*INSTRUCTION*. Below are the records; collect from them each line containing the string "image".

Stored data entries
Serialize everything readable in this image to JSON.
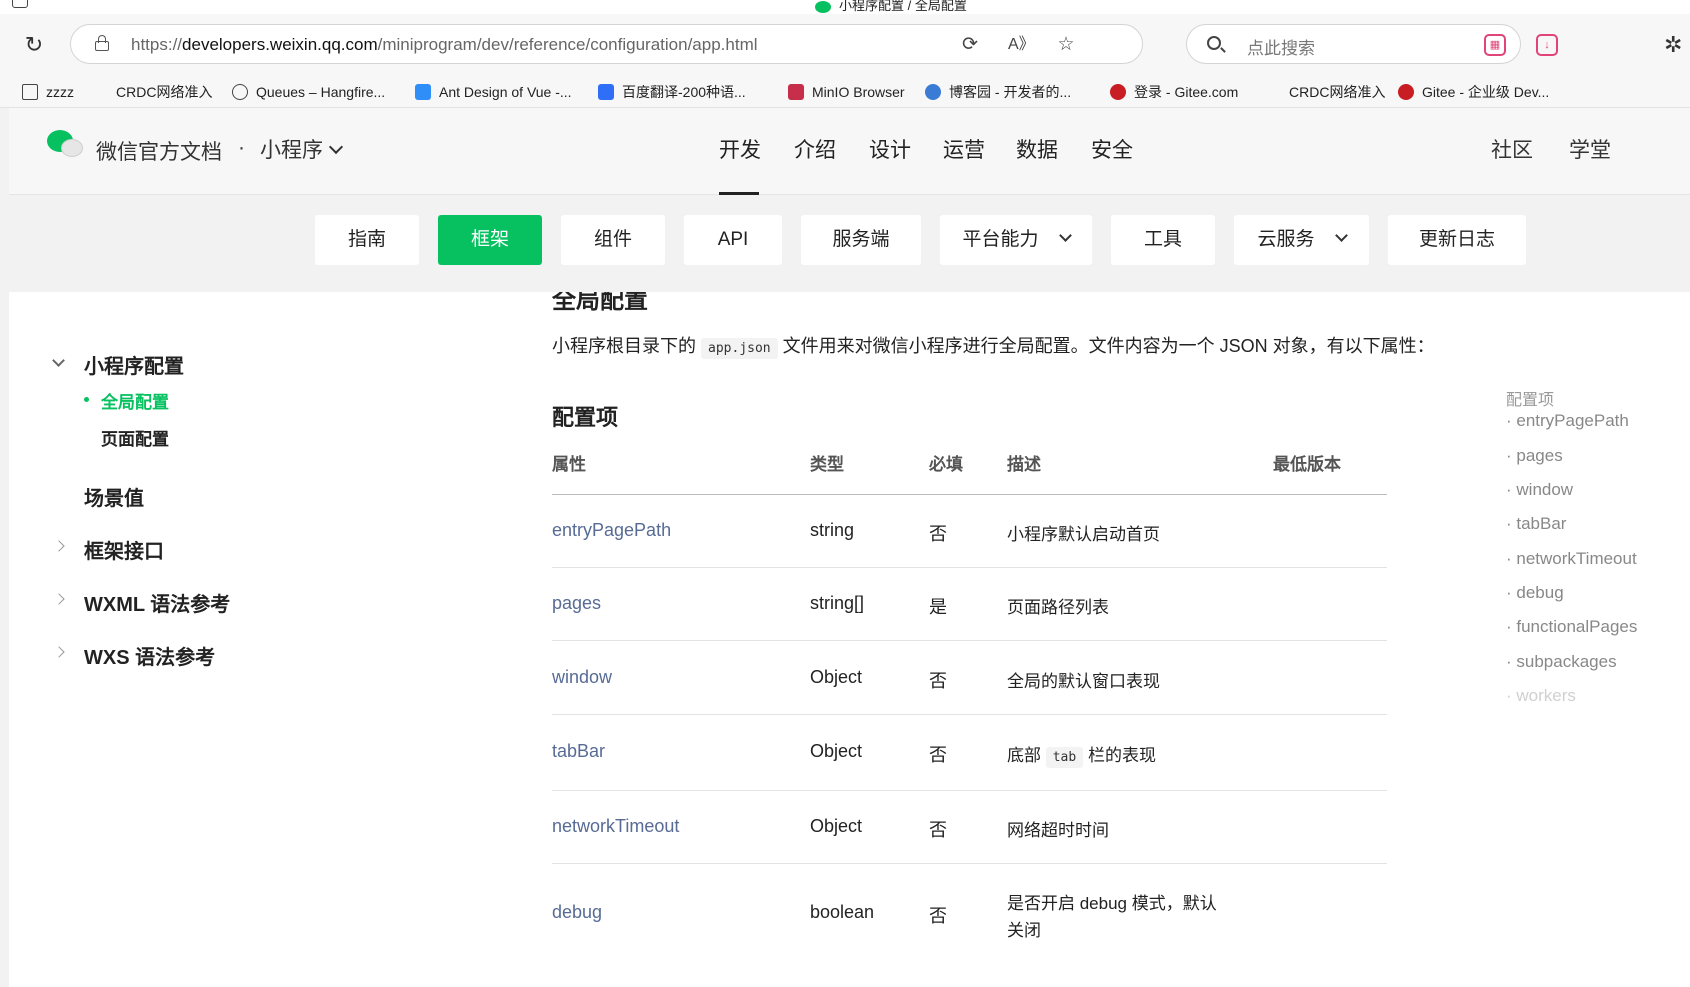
{
  "window": {
    "title": "小程序配置 / 全局配置"
  },
  "browser": {
    "url_prefix": "https://",
    "url_host": "developers.weixin.qq.com",
    "url_path": "/miniprogram/dev/reference/configuration/app.html",
    "search_placeholder": "点此搜索",
    "bookmarks": [
      {
        "label": "zzzz",
        "icon": "folder-icon",
        "color": "#444444"
      },
      {
        "label": "CRDC网络准入",
        "icon": "page-icon",
        "color": "#f7f7f7"
      },
      {
        "label": "Queues – Hangfire...",
        "icon": "globe-icon",
        "color": "#444444"
      },
      {
        "label": "Ant Design of Vue -...",
        "icon": "antd-icon",
        "color": "#2f8ef7"
      },
      {
        "label": "百度翻译-200种语...",
        "icon": "baidu-translate-icon",
        "color": "#2f6ff7"
      },
      {
        "label": "MinIO Browser",
        "icon": "minio-icon",
        "color": "#c72e49"
      },
      {
        "label": "博客园 - 开发者的...",
        "icon": "cnblogs-icon",
        "color": "#3a7bd5"
      },
      {
        "label": "登录 - Gitee.com",
        "icon": "gitee-icon",
        "color": "#c71d23"
      },
      {
        "label": "CRDC网络准入",
        "icon": "page-icon",
        "color": "#f7f7f7"
      },
      {
        "label": "Gitee - 企业级 Dev...",
        "icon": "gitee-icon",
        "color": "#c71d23"
      }
    ]
  },
  "site": {
    "brand": "微信官方文档",
    "dot": "·",
    "product": "小程序",
    "topnav": [
      "开发",
      "介绍",
      "设计",
      "运营",
      "数据",
      "安全"
    ],
    "rightnav": [
      "社区",
      "学堂"
    ],
    "subnav": [
      "指南",
      "框架",
      "组件",
      "API",
      "服务端",
      "平台能力",
      "工具",
      "云服务",
      "更新日志"
    ]
  },
  "sidebar": {
    "group": "小程序配置",
    "subitems": [
      "全局配置",
      "页面配置"
    ],
    "items": [
      "场景值",
      "框架接口",
      "WXML 语法参考",
      "WXS 语法参考"
    ]
  },
  "content": {
    "heading": "全局配置",
    "intro_before": "小程序根目录下的",
    "intro_code": "app.json",
    "intro_after": "文件用来对微信小程序进行全局配置。文件内容为一个 JSON 对象，有以下属性：",
    "section": "配置项",
    "columns": [
      "属性",
      "类型",
      "必填",
      "描述",
      "最低版本"
    ],
    "rows": [
      {
        "name": "entryPagePath",
        "type": "string",
        "required": "否",
        "desc": "小程序默认启动首页"
      },
      {
        "name": "pages",
        "type": "string[]",
        "required": "是",
        "desc": "页面路径列表"
      },
      {
        "name": "window",
        "type": "Object",
        "required": "否",
        "desc": "全局的默认窗口表现"
      },
      {
        "name": "tabBar",
        "type": "Object",
        "required": "否",
        "desc_before": "底部",
        "desc_code": "tab",
        "desc_after": "栏的表现"
      },
      {
        "name": "networkTimeout",
        "type": "Object",
        "required": "否",
        "desc": "网络超时时间"
      },
      {
        "name": "debug",
        "type": "boolean",
        "required": "否",
        "desc_line1": "是否开启 debug 模式，默认",
        "desc_line2": "关闭"
      }
    ]
  },
  "toc": {
    "title": "配置项",
    "items": [
      "· entryPagePath",
      "· pages",
      "· window",
      "· tabBar",
      "· networkTimeout",
      "· debug",
      "· functionalPages",
      "· subpackages",
      "· workers"
    ]
  },
  "colors": {
    "accent": "#07c160",
    "link": "#576b95"
  }
}
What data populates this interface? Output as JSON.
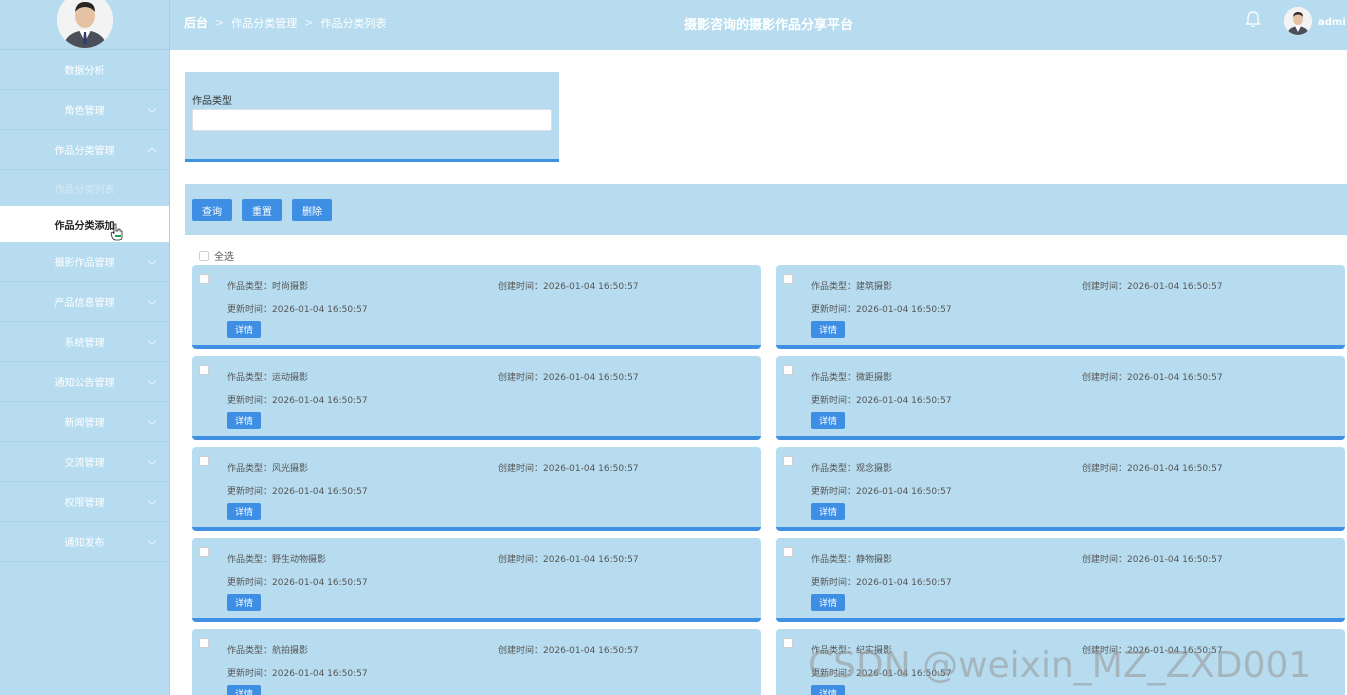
{
  "header": {
    "breadcrumb": [
      "后台",
      "作品分类管理",
      "作品分类列表"
    ],
    "site_title": "摄影咨询的摄影作品分享平台",
    "user_name": "admi"
  },
  "sidebar": {
    "items": [
      {
        "label": "数据分析",
        "chevron": false
      },
      {
        "label": "角色管理",
        "chevron": true
      },
      {
        "label": "作品分类管理",
        "chevron": true,
        "expanded": true
      },
      {
        "label": "摄影作品管理",
        "chevron": true
      },
      {
        "label": "产品信息管理",
        "chevron": true
      },
      {
        "label": "系统管理",
        "chevron": true
      },
      {
        "label": "通知公告管理",
        "chevron": true
      },
      {
        "label": "新闻管理",
        "chevron": true
      },
      {
        "label": "交流管理",
        "chevron": true
      },
      {
        "label": "权限管理",
        "chevron": true
      },
      {
        "label": "通知发布",
        "chevron": true
      }
    ],
    "submenu": [
      {
        "label": "作品分类列表",
        "active": false
      },
      {
        "label": "作品分类添加",
        "active": true
      }
    ]
  },
  "search": {
    "label": "作品类型",
    "value": "",
    "placeholder": ""
  },
  "actions": {
    "query": "查询",
    "reset": "重置",
    "delete": "删除"
  },
  "select_all_label": "全选",
  "card_labels": {
    "type_prefix": "作品类型：",
    "created_prefix": "创建时间：",
    "updated_prefix": "更新时间：",
    "detail_button": "详情"
  },
  "cards": [
    {
      "type": "时尚摄影",
      "created": "2026-01-04 16:50:57",
      "updated": "2026-01-04 16:50:57"
    },
    {
      "type": "建筑摄影",
      "created": "2026-01-04 16:50:57",
      "updated": "2026-01-04 16:50:57"
    },
    {
      "type": "运动摄影",
      "created": "2026-01-04 16:50:57",
      "updated": "2026-01-04 16:50:57"
    },
    {
      "type": "微距摄影",
      "created": "2026-01-04 16:50:57",
      "updated": "2026-01-04 16:50:57"
    },
    {
      "type": "风光摄影",
      "created": "2026-01-04 16:50:57",
      "updated": "2026-01-04 16:50:57"
    },
    {
      "type": "观念摄影",
      "created": "2026-01-04 16:50:57",
      "updated": "2026-01-04 16:50:57"
    },
    {
      "type": "野生动物摄影",
      "created": "2026-01-04 16:50:57",
      "updated": "2026-01-04 16:50:57"
    },
    {
      "type": "静物摄影",
      "created": "2026-01-04 16:50:57",
      "updated": "2026-01-04 16:50:57"
    },
    {
      "type": "航拍摄影",
      "created": "2026-01-04 16:50:57",
      "updated": "2026-01-04 16:50:57"
    },
    {
      "type": "纪实摄影",
      "created": "2026-01-04 16:50:57",
      "updated": "2026-01-04 16:50:57"
    }
  ],
  "watermark": "CSDN @weixin_MZ_ZXD001",
  "colors": {
    "panel": "#b7dcef",
    "accent": "#3e8ee4"
  }
}
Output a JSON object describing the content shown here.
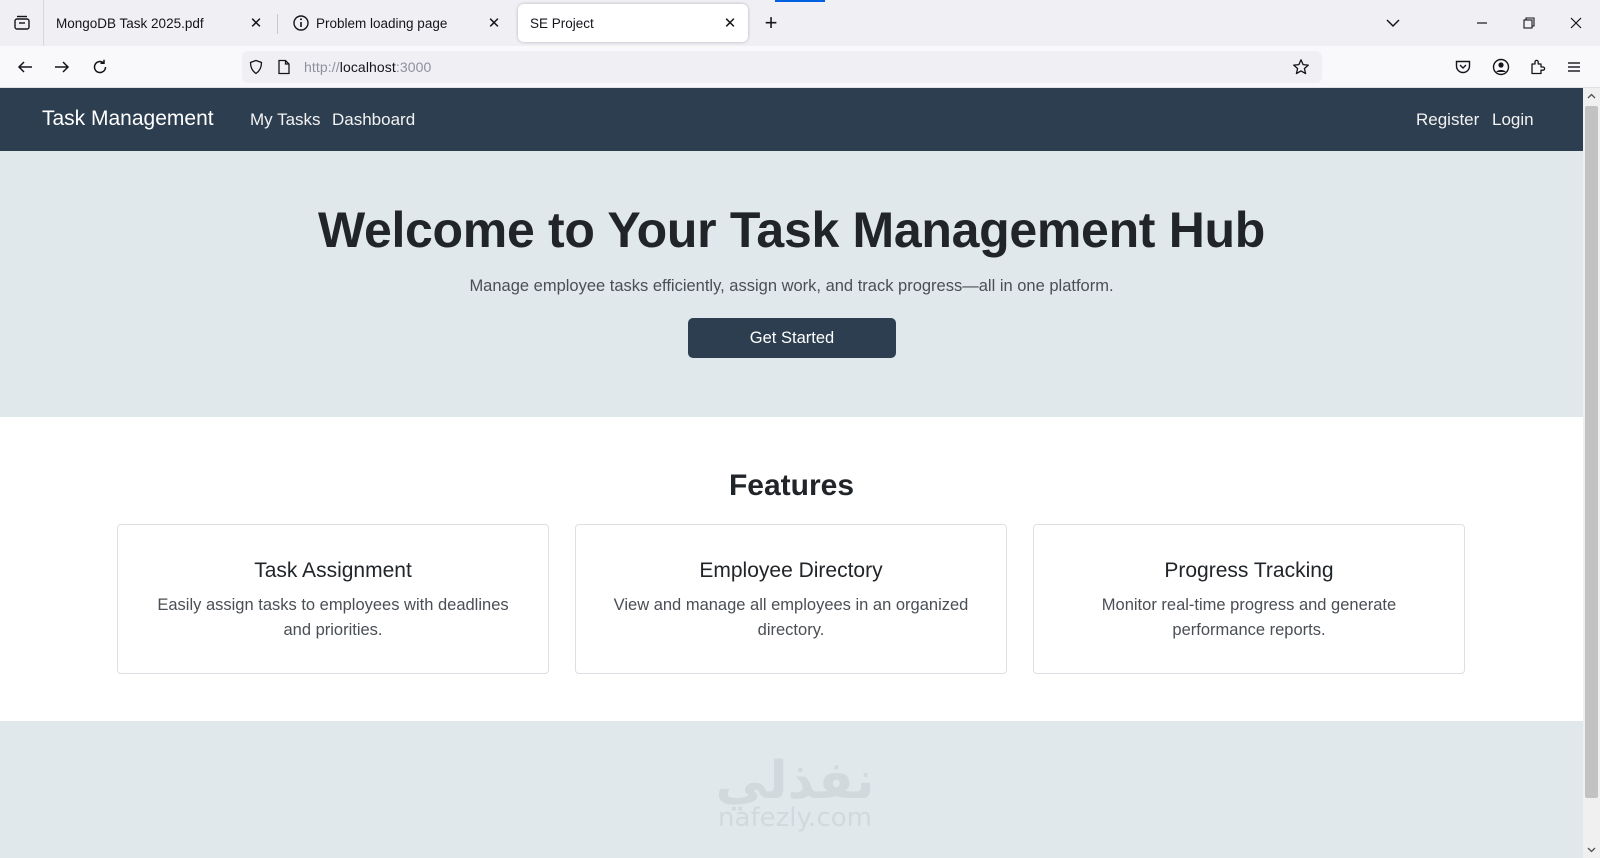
{
  "browser": {
    "tabs": [
      {
        "title": "MongoDB Task 2025.pdf",
        "icon": "none",
        "active": false
      },
      {
        "title": "Problem loading page",
        "icon": "info-icon",
        "active": false
      },
      {
        "title": "SE Project",
        "icon": "none",
        "active": true
      }
    ],
    "tab_close_glyph": "✕",
    "new_tab_glyph": "+",
    "url": {
      "prefix": "http://",
      "host": "localhost",
      "port": ":3000"
    },
    "window_controls": {
      "minimize": "—",
      "restore": "❐",
      "close": "✕"
    }
  },
  "site": {
    "brand": "Task Management",
    "nav_left": [
      "My Tasks",
      "Dashboard"
    ],
    "nav_right": [
      "Register",
      "Login"
    ],
    "colors": {
      "navbar": "#2c3e50",
      "hero_bg": "#e0e8ec",
      "button": "#2c3e50"
    }
  },
  "hero": {
    "title": "Welcome to Your Task Management Hub",
    "subtitle": "Manage employee tasks efficiently, assign work, and track progress—all in one platform.",
    "cta": "Get Started"
  },
  "features": {
    "heading": "Features",
    "cards": [
      {
        "title": "Task Assignment",
        "text": "Easily assign tasks to employees with deadlines and priorities."
      },
      {
        "title": "Employee Directory",
        "text": "View and manage all employees in an organized directory."
      },
      {
        "title": "Progress Tracking",
        "text": "Monitor real-time progress and generate performance reports."
      }
    ]
  },
  "watermark": {
    "arabic": "نفذلي",
    "latin": "nafezly.com"
  }
}
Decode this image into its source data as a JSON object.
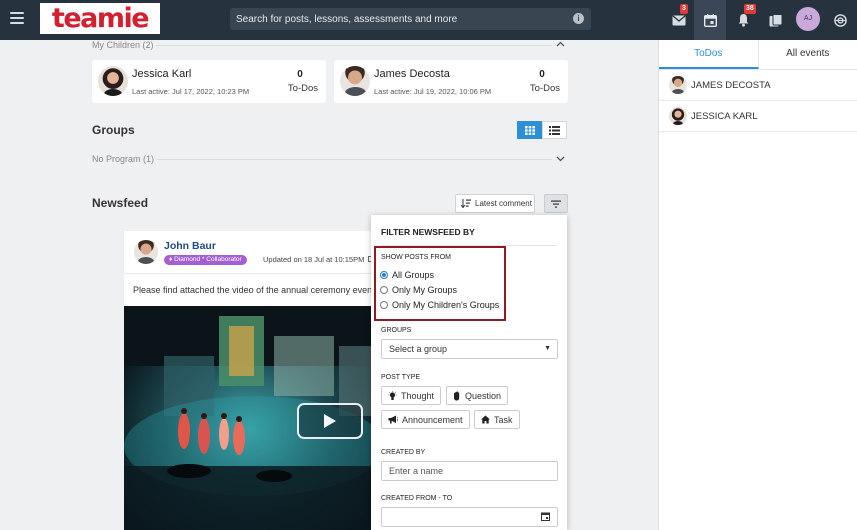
{
  "topbar": {
    "logo_text": "teamie",
    "search_placeholder": "Search for posts, lessons, assessments and more",
    "info_icon": "i",
    "mail_badge": "3",
    "notif_badge": "38",
    "avatar_initials": "AJ"
  },
  "children_section": {
    "label": "My Children (2)",
    "children": [
      {
        "name": "Jessica Karl",
        "last_active": "Last active: Jul 17, 2022, 10:23 PM",
        "todo_count": "0",
        "todo_label": "To-Dos"
      },
      {
        "name": "James Decosta",
        "last_active": "Last active: Jul 19, 2022, 10:06 PM",
        "todo_count": "0",
        "todo_label": "To-Dos"
      }
    ]
  },
  "groups_section": {
    "title": "Groups",
    "program_label": "No Program (1)"
  },
  "newsfeed": {
    "title": "Newsfeed",
    "sort_label": "Latest comment"
  },
  "post": {
    "author": "John Baur",
    "badge": "Diamond * Collaborator",
    "updated": "Updated on 18 Jul at 10:15PM",
    "text": "Please find attached the video of the annual ceremony event"
  },
  "filter_panel": {
    "title": "FILTER NEWSFEED BY",
    "show_posts_label": "SHOW POSTS FROM",
    "options": [
      "All Groups",
      "Only My Groups",
      "Only My Children's Groups"
    ],
    "selected_option": "All Groups",
    "groups_label": "GROUPS",
    "group_select_value": "Select a group",
    "post_type_label": "POST TYPE",
    "post_types": [
      "Thought",
      "Question",
      "Announcement",
      "Task"
    ],
    "created_by_label": "CREATED BY",
    "created_by_placeholder": "Enter a name",
    "created_from_label": "CREATED FROM - TO"
  },
  "right_panel": {
    "tabs": [
      "ToDos",
      "All events"
    ],
    "active_tab": "ToDos",
    "people": [
      "JAMES DECOSTA",
      "JESSICA KARL"
    ]
  },
  "colors": {
    "topbar": "#27323f",
    "accent_blue": "#2c8fd8",
    "logo_red": "#d1202f",
    "highlight_border": "#8a1c24",
    "badge_purple": "#a35fd3"
  },
  "icons": [
    "menu-icon",
    "info-icon",
    "mail-icon",
    "calendar-icon",
    "bell-icon",
    "book-icon",
    "globe-icon",
    "chevron-up-icon",
    "chevron-down-icon",
    "grid-view-icon",
    "list-view-icon",
    "sort-icon",
    "filter-icon",
    "external-link-icon",
    "play-icon",
    "lightbulb-icon",
    "hand-icon",
    "megaphone-icon",
    "house-icon",
    "calendar-small-icon"
  ]
}
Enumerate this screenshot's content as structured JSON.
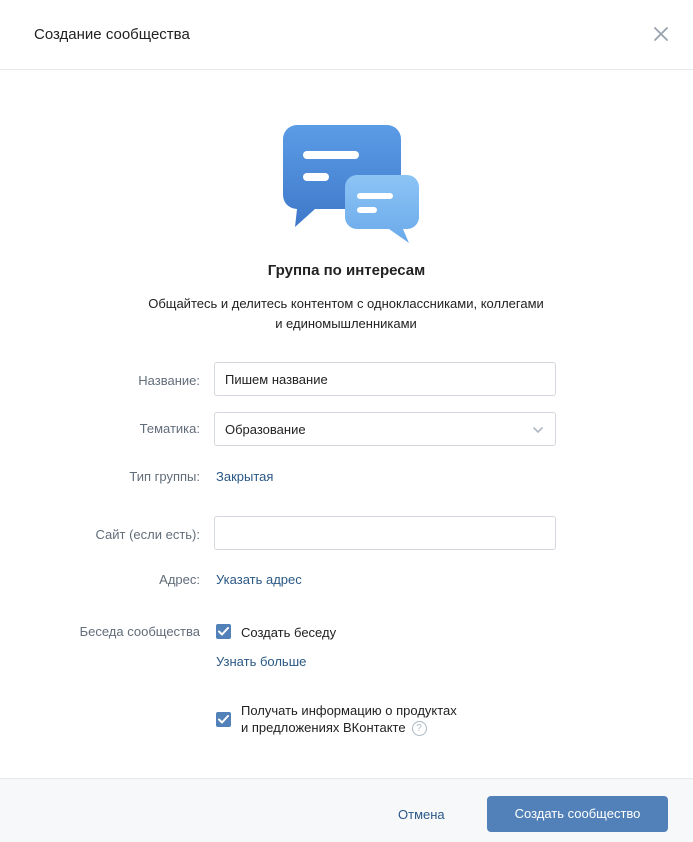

*WRITTEN RESPONSE*.
Serialize everything readable in this image to JSON.
Decode this image into its source data as a JSON object.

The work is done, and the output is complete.